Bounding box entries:
..............................

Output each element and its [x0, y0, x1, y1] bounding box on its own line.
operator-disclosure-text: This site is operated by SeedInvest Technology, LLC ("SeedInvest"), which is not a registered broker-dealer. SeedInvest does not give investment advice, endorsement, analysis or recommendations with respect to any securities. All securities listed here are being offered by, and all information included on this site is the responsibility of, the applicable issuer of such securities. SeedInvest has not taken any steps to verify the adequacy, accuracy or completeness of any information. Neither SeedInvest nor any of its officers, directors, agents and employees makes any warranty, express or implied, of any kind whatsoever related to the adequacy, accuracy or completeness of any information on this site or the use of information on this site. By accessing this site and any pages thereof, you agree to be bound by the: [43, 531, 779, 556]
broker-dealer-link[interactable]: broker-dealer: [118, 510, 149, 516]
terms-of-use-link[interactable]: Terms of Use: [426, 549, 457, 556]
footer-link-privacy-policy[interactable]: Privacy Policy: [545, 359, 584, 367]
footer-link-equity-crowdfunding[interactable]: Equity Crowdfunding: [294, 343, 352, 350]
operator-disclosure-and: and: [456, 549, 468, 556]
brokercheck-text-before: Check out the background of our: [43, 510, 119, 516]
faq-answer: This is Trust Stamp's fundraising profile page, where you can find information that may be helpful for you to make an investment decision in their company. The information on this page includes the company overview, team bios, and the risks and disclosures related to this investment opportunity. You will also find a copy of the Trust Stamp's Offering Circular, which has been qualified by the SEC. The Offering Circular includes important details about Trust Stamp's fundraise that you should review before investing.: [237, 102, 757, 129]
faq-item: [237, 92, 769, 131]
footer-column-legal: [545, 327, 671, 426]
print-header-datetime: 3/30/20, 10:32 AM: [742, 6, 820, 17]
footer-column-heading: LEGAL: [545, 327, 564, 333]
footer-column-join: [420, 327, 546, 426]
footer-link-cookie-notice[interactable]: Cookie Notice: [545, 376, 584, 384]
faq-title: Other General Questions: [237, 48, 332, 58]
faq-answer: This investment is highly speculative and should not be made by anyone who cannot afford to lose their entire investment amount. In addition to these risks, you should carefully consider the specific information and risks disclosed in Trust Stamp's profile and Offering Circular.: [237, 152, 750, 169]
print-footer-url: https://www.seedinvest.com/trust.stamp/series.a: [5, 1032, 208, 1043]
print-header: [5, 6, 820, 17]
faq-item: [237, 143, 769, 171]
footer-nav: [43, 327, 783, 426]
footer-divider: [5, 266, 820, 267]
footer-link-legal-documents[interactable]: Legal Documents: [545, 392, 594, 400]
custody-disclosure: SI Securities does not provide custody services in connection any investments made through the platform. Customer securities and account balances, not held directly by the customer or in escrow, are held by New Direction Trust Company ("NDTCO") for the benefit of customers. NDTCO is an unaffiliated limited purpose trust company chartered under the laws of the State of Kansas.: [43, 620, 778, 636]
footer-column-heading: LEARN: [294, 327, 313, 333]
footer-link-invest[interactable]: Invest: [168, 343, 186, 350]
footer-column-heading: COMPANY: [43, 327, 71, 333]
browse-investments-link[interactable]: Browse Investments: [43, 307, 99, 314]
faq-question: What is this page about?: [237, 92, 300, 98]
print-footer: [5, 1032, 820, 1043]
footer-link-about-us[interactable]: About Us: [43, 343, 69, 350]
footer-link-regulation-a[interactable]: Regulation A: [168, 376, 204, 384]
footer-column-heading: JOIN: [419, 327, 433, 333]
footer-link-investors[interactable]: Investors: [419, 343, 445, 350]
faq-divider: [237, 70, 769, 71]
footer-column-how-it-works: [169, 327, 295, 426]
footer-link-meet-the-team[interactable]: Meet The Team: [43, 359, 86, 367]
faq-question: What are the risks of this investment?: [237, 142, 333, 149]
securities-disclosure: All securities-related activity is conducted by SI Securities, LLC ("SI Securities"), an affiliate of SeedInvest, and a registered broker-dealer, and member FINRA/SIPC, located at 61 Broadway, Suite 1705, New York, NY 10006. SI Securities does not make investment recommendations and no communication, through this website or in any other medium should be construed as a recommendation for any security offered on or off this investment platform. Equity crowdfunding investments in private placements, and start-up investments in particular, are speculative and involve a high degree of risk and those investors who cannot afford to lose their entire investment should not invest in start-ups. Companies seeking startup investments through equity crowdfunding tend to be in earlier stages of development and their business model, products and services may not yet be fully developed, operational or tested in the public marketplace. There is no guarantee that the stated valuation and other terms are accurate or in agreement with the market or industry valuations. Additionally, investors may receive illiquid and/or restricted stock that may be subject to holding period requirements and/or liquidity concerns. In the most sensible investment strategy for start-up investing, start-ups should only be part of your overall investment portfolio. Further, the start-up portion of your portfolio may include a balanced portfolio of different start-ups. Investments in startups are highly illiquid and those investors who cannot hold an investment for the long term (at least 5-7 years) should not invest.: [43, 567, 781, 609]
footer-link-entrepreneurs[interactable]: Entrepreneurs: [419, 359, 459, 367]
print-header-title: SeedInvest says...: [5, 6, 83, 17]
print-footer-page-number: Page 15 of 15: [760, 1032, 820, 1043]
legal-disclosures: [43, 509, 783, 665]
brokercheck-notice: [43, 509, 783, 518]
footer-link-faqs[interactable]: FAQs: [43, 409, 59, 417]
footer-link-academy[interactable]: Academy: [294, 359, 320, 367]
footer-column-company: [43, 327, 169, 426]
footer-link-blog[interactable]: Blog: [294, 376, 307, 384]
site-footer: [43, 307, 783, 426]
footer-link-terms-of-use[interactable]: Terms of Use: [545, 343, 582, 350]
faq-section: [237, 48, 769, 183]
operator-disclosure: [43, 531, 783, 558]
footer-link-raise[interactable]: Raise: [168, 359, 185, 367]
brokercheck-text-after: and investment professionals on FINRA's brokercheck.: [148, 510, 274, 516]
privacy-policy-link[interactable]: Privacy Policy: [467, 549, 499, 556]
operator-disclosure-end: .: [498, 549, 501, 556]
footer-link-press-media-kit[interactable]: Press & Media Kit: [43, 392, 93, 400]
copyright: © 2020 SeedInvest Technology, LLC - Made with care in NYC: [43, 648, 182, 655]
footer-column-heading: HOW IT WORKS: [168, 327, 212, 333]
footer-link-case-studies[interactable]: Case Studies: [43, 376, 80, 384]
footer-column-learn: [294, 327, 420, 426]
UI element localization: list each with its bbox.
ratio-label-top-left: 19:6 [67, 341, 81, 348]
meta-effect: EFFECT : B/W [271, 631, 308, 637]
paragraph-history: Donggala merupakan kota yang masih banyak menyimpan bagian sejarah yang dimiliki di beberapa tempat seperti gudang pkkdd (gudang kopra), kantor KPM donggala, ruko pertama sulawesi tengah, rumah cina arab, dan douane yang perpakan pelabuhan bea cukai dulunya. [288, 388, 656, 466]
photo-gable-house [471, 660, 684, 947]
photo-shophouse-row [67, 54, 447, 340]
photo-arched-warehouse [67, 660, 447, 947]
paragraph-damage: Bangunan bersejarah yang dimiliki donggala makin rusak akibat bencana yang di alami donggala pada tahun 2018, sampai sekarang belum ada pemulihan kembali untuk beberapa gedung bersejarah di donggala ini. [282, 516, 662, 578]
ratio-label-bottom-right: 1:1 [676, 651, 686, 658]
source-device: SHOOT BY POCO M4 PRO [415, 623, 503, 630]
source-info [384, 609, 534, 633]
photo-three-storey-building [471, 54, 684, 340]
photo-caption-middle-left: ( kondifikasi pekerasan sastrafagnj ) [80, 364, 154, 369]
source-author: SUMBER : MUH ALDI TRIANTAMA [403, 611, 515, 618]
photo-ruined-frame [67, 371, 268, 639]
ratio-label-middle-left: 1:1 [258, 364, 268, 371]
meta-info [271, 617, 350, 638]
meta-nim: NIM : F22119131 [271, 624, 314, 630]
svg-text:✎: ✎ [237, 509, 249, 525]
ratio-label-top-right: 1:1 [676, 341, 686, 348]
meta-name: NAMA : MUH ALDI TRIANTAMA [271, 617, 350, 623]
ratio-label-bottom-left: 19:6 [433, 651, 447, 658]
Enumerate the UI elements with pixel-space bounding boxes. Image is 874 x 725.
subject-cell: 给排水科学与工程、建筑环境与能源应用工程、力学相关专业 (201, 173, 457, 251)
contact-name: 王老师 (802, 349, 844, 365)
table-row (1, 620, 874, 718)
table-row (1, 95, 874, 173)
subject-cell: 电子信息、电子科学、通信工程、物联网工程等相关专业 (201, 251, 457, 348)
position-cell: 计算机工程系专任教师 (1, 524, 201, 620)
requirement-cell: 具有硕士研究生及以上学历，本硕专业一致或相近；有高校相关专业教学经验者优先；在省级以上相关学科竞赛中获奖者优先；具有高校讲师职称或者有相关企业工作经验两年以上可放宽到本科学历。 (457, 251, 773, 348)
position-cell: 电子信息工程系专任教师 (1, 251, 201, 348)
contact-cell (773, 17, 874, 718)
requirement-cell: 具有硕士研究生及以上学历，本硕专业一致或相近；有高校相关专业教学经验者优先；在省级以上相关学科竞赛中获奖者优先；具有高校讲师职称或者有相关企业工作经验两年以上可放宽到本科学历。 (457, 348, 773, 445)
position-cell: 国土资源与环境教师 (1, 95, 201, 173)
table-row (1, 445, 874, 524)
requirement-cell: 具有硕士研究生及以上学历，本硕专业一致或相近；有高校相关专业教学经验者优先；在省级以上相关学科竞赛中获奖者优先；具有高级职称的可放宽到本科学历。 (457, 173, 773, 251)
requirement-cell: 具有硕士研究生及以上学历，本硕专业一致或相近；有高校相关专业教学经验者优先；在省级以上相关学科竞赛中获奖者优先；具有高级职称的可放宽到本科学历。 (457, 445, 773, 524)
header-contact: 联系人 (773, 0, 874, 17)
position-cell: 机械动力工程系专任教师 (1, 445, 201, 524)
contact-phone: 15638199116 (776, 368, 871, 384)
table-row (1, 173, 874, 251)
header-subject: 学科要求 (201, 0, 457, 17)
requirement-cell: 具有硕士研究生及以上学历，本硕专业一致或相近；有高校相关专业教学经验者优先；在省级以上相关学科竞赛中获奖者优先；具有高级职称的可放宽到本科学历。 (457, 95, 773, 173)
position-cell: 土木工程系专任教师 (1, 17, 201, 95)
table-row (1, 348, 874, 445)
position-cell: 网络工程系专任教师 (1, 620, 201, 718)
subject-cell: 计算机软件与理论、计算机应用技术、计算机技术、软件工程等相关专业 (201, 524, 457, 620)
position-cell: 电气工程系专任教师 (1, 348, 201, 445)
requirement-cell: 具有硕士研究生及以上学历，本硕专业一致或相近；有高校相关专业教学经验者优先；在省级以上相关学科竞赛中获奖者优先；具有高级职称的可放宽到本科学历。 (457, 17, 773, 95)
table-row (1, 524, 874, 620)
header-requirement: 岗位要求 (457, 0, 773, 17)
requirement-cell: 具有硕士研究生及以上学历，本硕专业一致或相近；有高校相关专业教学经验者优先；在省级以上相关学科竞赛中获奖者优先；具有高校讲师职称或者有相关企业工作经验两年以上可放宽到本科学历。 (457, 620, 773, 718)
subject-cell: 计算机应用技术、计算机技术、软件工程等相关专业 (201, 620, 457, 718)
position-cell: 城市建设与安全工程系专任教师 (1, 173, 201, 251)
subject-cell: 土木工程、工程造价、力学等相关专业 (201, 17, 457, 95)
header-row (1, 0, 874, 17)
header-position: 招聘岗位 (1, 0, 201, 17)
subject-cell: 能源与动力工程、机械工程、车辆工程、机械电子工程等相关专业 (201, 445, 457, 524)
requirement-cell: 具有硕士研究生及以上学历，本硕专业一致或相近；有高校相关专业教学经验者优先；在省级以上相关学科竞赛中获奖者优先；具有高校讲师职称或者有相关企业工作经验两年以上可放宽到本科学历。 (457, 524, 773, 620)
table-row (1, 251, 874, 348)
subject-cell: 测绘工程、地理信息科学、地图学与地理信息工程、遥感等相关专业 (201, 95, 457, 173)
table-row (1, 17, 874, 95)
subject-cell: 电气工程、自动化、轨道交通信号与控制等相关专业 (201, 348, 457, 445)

..............................

▶ What you need to do
Reproduce word for word the lines beginning with the very first line and going on through the line that contains "359, 584, 367]", including that final line.

▶ Correct answer
Output each element and its [x0, y0, x1, y1] bounding box on its own line.
operator-disclosure-text: This site is operated by SeedInvest Technology, LLC ("SeedInvest"), which is not a registered broker-dealer. SeedInvest does not give investment advice, endorsement, analysis or recommendations with respect to any securities. All securities listed here are being offered by, and all information included on this site is the responsibility of, the applicable issuer of such securities. SeedInvest has not taken any steps to verify the adequacy, accuracy or completeness of any information. Neither SeedInvest nor any of its officers, directors, agents and employees makes any warranty, express or implied, of any kind whatsoever related to the adequacy, accuracy or completeness of any information on this site or the use of information on this site. By accessing this site and any pages thereof, you agree to be bound by the: [43, 531, 779, 556]
broker-dealer-link[interactable]: broker-dealer: [118, 510, 149, 516]
terms-of-use-link[interactable]: Terms of Use: [426, 549, 457, 556]
footer-link-privacy-policy[interactable]: Privacy Policy: [545, 359, 584, 367]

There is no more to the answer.